[Element position data]
⁂

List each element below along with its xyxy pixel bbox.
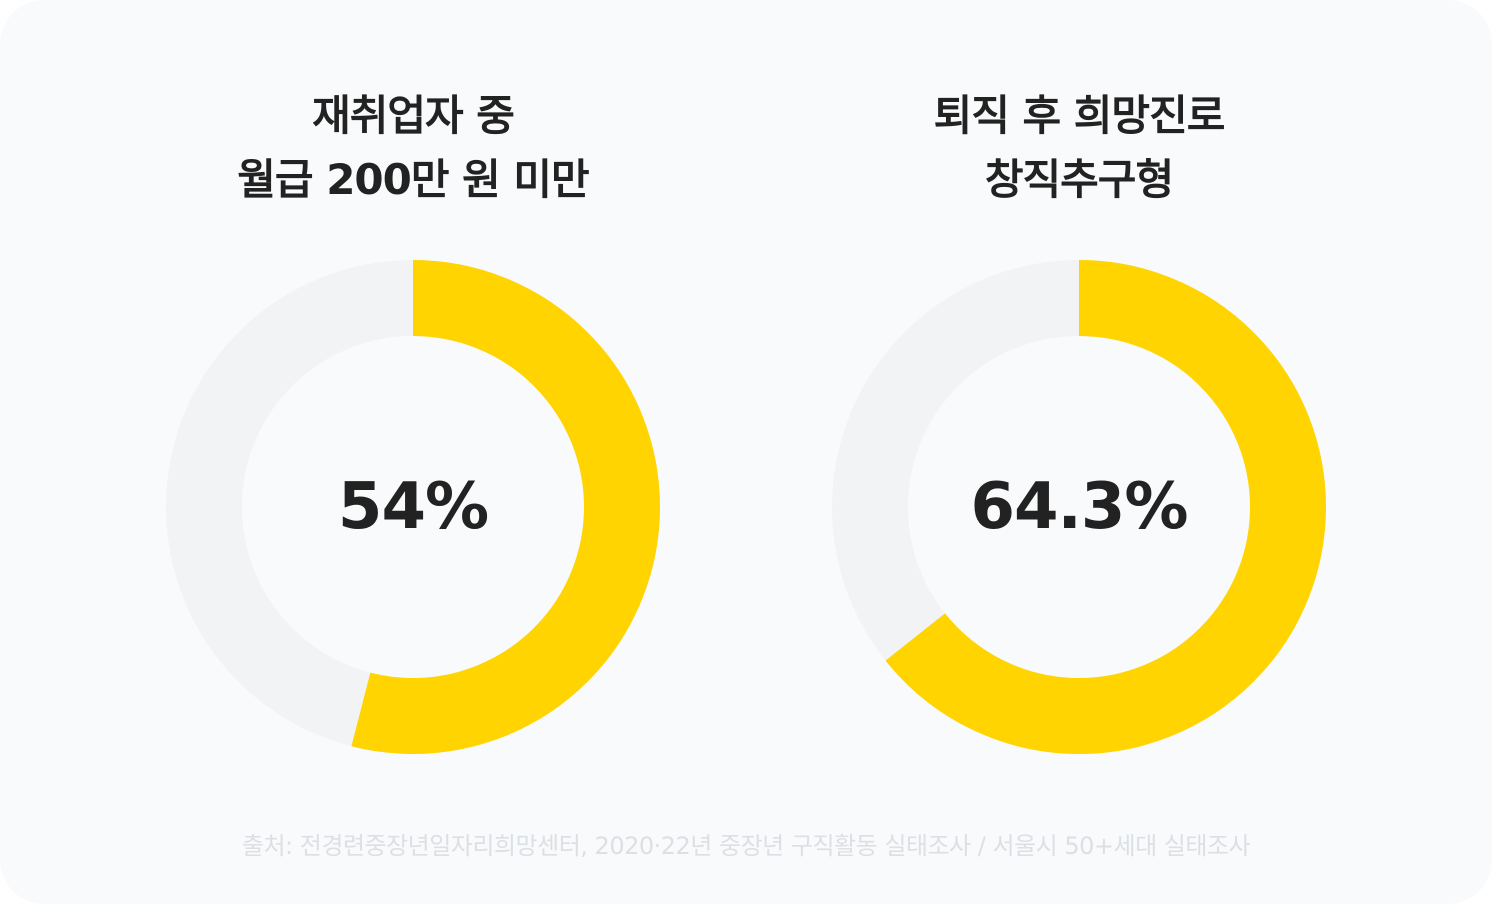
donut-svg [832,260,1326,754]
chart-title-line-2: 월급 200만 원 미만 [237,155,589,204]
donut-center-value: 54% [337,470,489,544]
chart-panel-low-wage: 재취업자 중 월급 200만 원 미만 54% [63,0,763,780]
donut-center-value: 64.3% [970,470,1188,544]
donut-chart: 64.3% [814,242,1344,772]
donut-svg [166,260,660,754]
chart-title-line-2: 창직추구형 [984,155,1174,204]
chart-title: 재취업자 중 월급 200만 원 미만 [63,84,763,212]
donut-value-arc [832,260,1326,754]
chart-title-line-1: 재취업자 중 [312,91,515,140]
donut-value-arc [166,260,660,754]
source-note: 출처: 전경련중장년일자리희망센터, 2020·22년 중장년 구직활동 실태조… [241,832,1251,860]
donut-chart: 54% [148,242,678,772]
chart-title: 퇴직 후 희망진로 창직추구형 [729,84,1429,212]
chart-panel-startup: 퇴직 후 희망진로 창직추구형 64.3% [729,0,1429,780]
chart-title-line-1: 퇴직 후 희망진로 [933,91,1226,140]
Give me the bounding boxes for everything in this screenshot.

⁂

• The problem: Copy the lines of the records above exactly, starting at the line that contains "donut-svg [832,260,1326,754]" and ending at the line that contains "chart-title: 퇴직 후", with both of those lines included.

• Worked solution:
donut-svg [832,260,1326,754]
chart-title-line-2: 월급 200만 원 미만 [237,155,589,204]
donut-center-value: 54% [337,470,489,544]
chart-panel-low-wage: 재취업자 중 월급 200만 원 미만 54% [63,0,763,780]
donut-center-value: 64.3% [970,470,1188,544]
donut-chart: 64.3% [814,242,1344,772]
donut-svg [166,260,660,754]
chart-title-line-2: 창직추구형 [984,155,1174,204]
chart-title: 재취업자 중 월급 200만 원 미만 [63,84,763,212]
donut-value-arc [832,260,1326,754]
chart-title-line-1: 재취업자 중 [312,91,515,140]
donut-value-arc [166,260,660,754]
source-note: 출처: 전경련중장년일자리희망센터, 2020·22년 중장년 구직활동 실태조… [241,832,1251,860]
donut-chart: 54% [148,242,678,772]
chart-title: 퇴직 후 희망진로 창직추구형 [729,84,1429,212]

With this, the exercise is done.